## Work to do
Records follow. Select each line holding "zoom".

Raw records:
----------------
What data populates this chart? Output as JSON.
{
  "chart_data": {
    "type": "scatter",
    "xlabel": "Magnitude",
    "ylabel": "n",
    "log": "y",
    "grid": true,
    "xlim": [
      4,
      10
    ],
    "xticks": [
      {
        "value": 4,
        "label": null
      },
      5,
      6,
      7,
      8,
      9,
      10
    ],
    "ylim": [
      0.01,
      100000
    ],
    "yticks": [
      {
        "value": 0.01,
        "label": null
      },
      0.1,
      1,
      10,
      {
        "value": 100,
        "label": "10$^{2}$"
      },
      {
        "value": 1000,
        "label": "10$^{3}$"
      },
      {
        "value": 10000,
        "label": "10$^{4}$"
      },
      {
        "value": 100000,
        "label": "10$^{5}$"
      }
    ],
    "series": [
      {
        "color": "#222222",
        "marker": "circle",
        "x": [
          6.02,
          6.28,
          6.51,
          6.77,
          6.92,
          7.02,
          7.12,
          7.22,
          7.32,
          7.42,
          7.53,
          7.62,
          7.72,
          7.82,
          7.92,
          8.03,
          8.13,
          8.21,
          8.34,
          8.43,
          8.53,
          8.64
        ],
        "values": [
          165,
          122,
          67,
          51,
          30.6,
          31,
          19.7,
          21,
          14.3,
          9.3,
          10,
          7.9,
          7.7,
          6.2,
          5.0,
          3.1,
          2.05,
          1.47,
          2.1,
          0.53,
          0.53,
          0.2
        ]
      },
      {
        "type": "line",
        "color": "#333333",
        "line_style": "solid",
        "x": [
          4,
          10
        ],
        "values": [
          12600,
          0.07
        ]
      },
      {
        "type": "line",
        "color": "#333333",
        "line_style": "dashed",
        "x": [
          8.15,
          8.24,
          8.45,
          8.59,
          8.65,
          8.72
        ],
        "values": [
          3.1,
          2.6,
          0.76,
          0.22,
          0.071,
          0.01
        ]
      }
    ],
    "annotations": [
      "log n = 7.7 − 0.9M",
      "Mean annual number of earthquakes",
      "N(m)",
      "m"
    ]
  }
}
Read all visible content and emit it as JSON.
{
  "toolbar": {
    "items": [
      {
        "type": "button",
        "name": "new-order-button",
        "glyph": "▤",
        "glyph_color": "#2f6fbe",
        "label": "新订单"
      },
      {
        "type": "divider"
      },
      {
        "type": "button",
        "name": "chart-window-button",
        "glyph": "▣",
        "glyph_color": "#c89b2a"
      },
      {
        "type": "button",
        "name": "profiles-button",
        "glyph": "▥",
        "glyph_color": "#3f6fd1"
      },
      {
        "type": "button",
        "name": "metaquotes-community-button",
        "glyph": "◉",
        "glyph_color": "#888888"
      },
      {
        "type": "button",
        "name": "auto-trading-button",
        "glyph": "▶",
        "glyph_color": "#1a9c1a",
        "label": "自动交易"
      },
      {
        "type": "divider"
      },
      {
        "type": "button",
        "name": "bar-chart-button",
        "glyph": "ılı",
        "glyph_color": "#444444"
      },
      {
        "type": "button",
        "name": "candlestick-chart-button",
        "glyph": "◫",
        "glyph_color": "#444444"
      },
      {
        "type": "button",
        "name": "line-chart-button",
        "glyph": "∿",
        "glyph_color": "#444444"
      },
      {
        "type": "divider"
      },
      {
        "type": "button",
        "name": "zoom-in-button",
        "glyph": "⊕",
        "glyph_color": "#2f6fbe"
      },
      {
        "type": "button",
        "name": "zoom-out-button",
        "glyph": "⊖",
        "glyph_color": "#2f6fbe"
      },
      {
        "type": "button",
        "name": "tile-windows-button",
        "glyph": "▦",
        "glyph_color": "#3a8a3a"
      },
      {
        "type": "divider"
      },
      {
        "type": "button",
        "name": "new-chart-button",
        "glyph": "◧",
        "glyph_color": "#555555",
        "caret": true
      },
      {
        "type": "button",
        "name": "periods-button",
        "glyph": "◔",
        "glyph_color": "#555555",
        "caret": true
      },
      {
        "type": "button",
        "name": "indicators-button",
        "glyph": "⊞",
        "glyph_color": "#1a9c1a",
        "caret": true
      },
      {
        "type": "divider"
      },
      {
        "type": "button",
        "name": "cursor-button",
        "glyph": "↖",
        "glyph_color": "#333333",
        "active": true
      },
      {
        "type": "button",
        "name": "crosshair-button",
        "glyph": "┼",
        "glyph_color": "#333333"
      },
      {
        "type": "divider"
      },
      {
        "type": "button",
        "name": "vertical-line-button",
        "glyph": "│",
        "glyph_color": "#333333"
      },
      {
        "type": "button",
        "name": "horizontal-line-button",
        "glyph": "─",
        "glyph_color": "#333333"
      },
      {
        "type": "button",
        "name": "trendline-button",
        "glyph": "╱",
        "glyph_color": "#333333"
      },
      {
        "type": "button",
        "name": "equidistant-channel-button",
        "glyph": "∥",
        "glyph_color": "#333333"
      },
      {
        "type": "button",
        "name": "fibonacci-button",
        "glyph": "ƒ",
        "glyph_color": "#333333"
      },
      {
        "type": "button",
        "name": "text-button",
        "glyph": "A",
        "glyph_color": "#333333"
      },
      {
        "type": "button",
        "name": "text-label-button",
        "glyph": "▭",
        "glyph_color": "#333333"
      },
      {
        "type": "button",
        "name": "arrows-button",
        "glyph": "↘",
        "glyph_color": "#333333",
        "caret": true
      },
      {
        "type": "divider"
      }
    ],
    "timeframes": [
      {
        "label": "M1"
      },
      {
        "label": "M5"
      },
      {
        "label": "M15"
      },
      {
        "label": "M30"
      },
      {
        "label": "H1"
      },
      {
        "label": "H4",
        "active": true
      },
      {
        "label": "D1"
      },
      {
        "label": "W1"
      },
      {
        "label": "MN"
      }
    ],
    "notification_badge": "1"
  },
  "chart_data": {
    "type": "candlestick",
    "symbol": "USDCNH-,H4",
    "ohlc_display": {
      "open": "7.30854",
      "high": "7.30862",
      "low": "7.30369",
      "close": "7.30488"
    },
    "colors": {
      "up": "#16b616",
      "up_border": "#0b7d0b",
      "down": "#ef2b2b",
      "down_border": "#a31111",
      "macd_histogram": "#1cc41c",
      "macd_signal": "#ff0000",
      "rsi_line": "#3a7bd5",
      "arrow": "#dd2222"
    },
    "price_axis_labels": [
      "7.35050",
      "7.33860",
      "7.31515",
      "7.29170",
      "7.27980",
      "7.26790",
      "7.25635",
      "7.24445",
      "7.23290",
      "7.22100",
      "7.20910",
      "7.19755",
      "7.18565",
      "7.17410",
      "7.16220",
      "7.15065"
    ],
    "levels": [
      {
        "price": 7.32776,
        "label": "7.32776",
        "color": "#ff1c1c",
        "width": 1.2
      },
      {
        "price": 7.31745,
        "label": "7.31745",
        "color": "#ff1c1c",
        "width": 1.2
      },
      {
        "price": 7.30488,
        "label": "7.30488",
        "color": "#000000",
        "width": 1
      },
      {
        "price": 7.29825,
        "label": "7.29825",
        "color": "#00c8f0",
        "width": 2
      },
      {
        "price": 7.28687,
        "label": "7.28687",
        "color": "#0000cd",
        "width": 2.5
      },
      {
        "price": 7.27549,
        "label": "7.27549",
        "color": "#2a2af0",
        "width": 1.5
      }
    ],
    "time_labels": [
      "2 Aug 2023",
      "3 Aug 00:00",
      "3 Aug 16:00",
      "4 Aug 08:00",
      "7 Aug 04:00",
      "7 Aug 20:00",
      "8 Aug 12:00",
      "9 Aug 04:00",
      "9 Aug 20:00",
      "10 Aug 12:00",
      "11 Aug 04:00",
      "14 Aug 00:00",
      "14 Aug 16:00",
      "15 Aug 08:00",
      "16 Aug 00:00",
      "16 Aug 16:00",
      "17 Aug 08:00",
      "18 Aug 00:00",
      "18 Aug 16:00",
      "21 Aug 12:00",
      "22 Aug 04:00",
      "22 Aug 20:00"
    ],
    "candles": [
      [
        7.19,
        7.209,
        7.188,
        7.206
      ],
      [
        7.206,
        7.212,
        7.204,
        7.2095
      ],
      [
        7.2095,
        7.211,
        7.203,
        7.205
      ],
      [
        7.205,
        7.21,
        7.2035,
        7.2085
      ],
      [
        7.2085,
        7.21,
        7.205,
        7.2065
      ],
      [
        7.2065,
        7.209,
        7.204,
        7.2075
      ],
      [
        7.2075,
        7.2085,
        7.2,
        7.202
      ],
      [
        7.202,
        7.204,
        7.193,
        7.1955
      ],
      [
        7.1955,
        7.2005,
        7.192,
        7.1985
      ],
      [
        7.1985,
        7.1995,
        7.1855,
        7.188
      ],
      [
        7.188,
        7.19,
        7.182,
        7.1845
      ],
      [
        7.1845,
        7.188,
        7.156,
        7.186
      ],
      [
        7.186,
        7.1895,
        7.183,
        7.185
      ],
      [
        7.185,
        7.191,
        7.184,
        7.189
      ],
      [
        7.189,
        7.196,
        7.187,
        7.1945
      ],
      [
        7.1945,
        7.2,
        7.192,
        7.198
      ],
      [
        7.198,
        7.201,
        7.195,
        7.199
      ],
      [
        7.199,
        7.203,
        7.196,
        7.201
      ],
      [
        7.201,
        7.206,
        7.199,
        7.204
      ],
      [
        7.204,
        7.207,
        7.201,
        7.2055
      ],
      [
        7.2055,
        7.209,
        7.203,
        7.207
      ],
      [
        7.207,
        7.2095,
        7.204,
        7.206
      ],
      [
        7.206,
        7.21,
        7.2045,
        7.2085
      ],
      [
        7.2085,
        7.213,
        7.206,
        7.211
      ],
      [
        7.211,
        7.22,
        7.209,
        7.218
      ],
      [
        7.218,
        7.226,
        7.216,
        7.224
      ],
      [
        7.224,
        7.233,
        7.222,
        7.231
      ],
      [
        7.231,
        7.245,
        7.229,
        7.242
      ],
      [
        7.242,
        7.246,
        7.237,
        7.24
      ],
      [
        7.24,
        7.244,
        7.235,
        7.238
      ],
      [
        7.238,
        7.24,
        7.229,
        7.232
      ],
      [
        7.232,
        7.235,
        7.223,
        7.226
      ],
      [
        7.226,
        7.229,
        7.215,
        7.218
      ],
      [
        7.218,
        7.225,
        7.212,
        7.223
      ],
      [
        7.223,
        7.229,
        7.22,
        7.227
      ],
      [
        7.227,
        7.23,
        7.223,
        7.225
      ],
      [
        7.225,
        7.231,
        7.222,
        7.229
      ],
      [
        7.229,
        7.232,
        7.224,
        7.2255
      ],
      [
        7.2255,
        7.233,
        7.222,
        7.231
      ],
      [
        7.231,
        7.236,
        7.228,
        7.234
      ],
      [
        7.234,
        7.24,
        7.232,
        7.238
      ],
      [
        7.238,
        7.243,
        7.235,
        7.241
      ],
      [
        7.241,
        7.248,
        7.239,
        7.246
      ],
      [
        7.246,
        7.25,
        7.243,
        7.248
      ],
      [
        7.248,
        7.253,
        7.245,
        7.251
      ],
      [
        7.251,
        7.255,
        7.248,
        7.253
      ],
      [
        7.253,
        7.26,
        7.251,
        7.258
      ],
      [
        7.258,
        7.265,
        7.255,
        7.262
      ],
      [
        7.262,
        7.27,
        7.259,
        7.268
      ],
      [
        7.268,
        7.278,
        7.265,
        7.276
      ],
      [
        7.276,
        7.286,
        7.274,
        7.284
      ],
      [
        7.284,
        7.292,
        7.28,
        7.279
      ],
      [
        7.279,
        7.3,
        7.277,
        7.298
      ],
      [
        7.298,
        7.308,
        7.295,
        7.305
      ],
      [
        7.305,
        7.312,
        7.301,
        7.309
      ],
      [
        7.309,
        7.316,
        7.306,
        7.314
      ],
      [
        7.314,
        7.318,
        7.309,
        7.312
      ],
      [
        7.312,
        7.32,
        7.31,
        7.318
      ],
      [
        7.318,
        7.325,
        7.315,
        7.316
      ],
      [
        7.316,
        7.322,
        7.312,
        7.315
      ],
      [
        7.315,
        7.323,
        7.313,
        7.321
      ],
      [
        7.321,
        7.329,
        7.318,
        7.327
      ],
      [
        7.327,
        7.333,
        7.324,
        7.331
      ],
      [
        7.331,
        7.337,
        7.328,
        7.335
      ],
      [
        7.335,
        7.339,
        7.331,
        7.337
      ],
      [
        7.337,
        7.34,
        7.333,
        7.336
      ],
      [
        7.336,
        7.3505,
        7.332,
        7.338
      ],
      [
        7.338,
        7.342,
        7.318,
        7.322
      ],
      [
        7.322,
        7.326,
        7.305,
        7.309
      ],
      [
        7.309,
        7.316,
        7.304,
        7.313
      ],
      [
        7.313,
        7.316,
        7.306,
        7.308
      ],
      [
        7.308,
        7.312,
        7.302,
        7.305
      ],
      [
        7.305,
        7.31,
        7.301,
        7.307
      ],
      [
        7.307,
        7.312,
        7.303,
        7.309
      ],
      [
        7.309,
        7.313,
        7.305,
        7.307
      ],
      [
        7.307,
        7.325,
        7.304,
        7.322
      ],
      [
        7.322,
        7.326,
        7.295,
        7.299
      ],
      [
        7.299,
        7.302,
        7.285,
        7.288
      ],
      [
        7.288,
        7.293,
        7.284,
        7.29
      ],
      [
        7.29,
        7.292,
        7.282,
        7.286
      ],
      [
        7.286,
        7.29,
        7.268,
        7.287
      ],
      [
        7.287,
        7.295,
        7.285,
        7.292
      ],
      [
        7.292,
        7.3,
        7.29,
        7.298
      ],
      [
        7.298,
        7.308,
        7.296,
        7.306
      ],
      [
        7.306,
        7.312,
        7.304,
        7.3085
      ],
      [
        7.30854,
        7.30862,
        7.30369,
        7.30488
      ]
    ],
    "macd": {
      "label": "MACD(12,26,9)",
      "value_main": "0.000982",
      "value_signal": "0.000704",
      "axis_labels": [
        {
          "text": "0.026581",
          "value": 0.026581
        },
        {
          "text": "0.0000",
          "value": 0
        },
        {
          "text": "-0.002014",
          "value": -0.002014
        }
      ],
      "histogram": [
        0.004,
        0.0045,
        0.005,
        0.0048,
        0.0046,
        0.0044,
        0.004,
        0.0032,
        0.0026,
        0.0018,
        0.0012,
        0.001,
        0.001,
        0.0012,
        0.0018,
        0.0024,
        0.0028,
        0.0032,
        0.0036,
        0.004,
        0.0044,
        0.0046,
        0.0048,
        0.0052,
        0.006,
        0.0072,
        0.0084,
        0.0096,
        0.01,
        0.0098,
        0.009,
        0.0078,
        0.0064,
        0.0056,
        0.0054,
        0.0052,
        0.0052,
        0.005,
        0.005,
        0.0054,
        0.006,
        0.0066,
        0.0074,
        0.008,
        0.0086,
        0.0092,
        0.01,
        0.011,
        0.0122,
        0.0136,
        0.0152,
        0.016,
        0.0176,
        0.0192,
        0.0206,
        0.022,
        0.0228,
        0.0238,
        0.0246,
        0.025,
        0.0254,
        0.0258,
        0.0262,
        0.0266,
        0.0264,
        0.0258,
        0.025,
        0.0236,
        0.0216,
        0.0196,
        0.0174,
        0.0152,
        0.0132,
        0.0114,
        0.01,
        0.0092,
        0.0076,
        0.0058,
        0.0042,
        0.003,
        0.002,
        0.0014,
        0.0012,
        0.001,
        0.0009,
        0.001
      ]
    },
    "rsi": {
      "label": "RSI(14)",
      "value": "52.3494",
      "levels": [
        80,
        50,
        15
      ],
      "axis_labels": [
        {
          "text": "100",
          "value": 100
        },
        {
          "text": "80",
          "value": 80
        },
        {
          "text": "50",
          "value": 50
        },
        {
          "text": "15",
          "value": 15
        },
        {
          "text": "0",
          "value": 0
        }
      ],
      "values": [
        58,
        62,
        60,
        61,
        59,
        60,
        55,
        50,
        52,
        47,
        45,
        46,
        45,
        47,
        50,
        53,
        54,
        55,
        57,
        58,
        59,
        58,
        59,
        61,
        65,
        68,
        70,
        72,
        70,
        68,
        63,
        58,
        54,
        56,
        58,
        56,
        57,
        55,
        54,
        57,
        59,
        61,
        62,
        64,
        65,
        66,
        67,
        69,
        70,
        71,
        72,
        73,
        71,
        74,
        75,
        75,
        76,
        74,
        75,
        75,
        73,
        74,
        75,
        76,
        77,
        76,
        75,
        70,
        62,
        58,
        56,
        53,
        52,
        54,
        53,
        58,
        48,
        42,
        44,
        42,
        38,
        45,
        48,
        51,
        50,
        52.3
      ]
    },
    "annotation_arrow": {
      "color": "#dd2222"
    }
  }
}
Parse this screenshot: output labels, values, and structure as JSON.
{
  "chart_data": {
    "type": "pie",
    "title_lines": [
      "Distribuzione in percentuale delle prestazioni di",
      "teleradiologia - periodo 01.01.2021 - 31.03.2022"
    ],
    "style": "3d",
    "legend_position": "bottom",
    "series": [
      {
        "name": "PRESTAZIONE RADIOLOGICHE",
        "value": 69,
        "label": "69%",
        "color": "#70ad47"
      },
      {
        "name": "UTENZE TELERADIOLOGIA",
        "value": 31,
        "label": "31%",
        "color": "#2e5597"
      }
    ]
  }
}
----------------
## Answer to the exercise
        "name": "zoom-in-button",
        "name": "zoom-out-button",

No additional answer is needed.